§ **Task**:
Gather all lines with "modellek" from the records.

____ Recorded data

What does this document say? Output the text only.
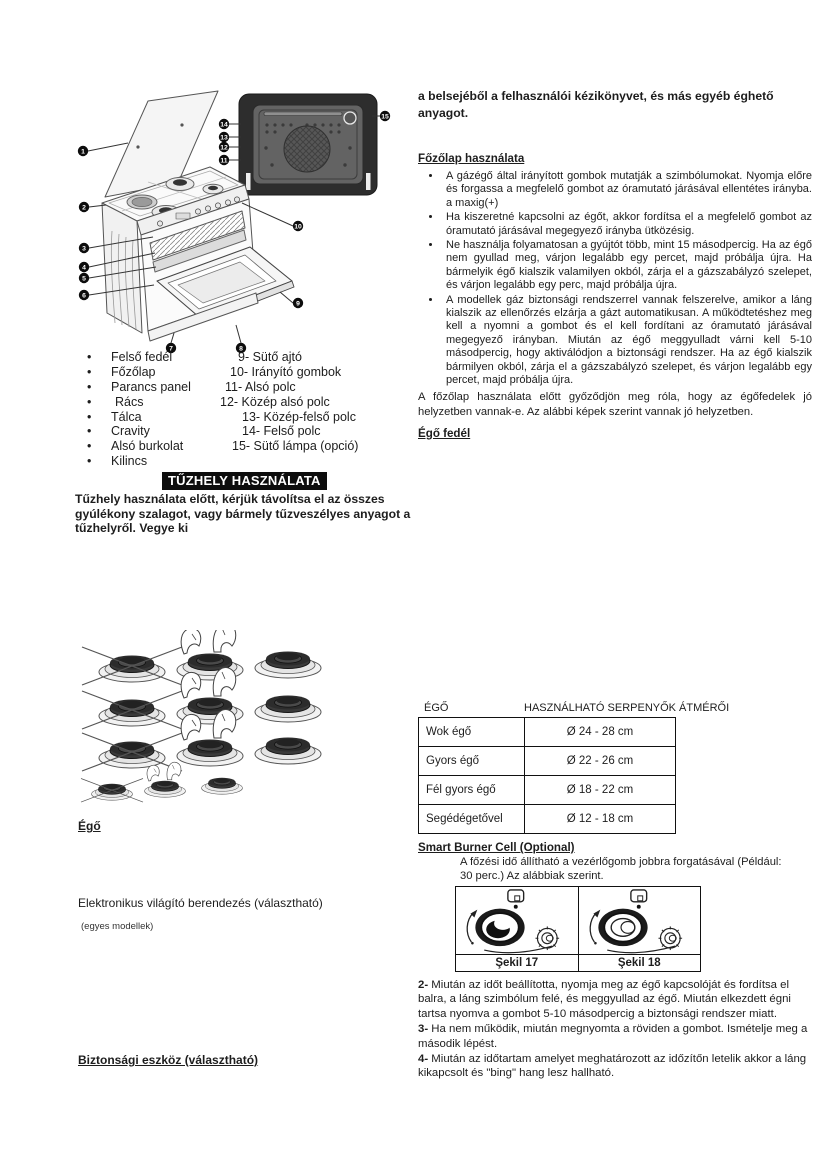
1
2
3
4
5
6
7	8
9
10
11
12
13
14
15
•	Felső fedél	9- Sütő ajtó
•	Főzőlap	10- Irányító gombok
•	Parancs panel	11- Alsó polc
•	Rács	12- Közép alsó polc
•	Tálca	13- Közép-felső polc
•	Cravity	14- Felső polc
•	Alsó burkolat	15- Sütő lámpa (opció)
•	Kilincs
TŰZHELY HASZNÁLATA
Tűzhely használata előtt, kérjük távolítsa el az összes gyúlékony szalagot, vagy bármely tűzveszélyes anyagot a tűzhelyről. Vegye ki
Égő
Elektronikus világító berendezés (választható)
(egyes modellek)
Biztonsági eszköz (választható)

a belsejéből a felhasználói kézikönyvet, és más egyéb éghető anyagot.

Főzőlap használata
• A gázégő által irányított gombok mutatják a szimbólumokat. Nyomja előre és forgassa a megfelelő gombot az óramutató járásával ellentétes irányba. a maxig(+)
• Ha kiszeretné kapcsolni az égőt, akkor fordítsa el a megfelelő gombot az óramutató járásával megegyező irányba ütközésig.
• Ne használja folyamatosan a gyújtót több, mint 15 másodpercig. Ha az égő nem gyullad meg, várjon legalább egy percet, majd próbálja újra. Ha bármelyik égő kialszik valamilyen okból, zárja el a gázszabályzó szelepet, és várjon legalább egy perc, majd próbálja újra.
• A modellek gáz biztonsági rendszerrel vannak felszerelve, amikor a láng kialszik az ellenőrzés elzárja a gázt automatikusan. A működtetéshez meg kell a nyomni a gombot és el kell fordítani az óramutató járásával megegyező irányban. Miután az égő meggyulladt várni kell 5-10 másodpercig, hogy aktiválódjon a biztonsági rendszer. Ha az égő kialszik bármilyen okból, zárja el a gázszabályzó szelepet, és várjon legalább egy percet, majd próbálja újra.

A főzőlap használata előtt győződjön meg róla, hogy az égőfedelek jó helyzetben vannak-e. Az alábbi képek szerint vannak jó helyzetben.

Égő fedél
ÉGŐ	HASZNÁLHATÓ SERPENYŐK ÁTMÉRŐI
Wok égő	Ø 24 - 28 cm
Gyors égő	Ø 22 - 26 cm
Fél gyors égő	Ø 18 - 22 cm
Segédégetővel	Ø 12 - 18 cm
Smart Burner Cell (Optional)

A főzési idő állítható a vezérlőgomb jobbra forgatásával (Például: 30 perc.) Az alábbiak szerint.

Şekil 17	Şekil 18

2- Miután az időt beállította, nyomja meg az égő kapcsolóját és fordítsa el balra, a láng szimbólum felé, és meggyullad az égő. Miután elkezdett égni tartsa nyomva a gombot 5-10 másodpercig a biztonsági rendszer miatt.

3- Ha nem működik, miután megnyomta a röviden a gombot. Ismételje meg a második lépést.

4- Miután az időtartam amelyet meghatározott az időzítőn letelik akkor a láng kikapcsolt és "bing" hang lesz hallható.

________

§ **Written solution**:
(egyes modellek)
• A modellek gáz biztonsági rendszerrel vannak felszerelve, amikor a láng kialszik az ellenőrzés elzárja a gázt automatikusan. A működtetéshez meg kell a nyomni a gombot és el kell fordítani az óramutató járásával megegyező irányban. Miután az égő meggyulladt várni kell 5-10 másodpercig, hogy aktiválódjon a biztonsági rendszer. Ha az égő kialszik bármilyen okból, zárja el a gázszabályzó szelepet, és várjon legalább egy percet, majd próbálja újra.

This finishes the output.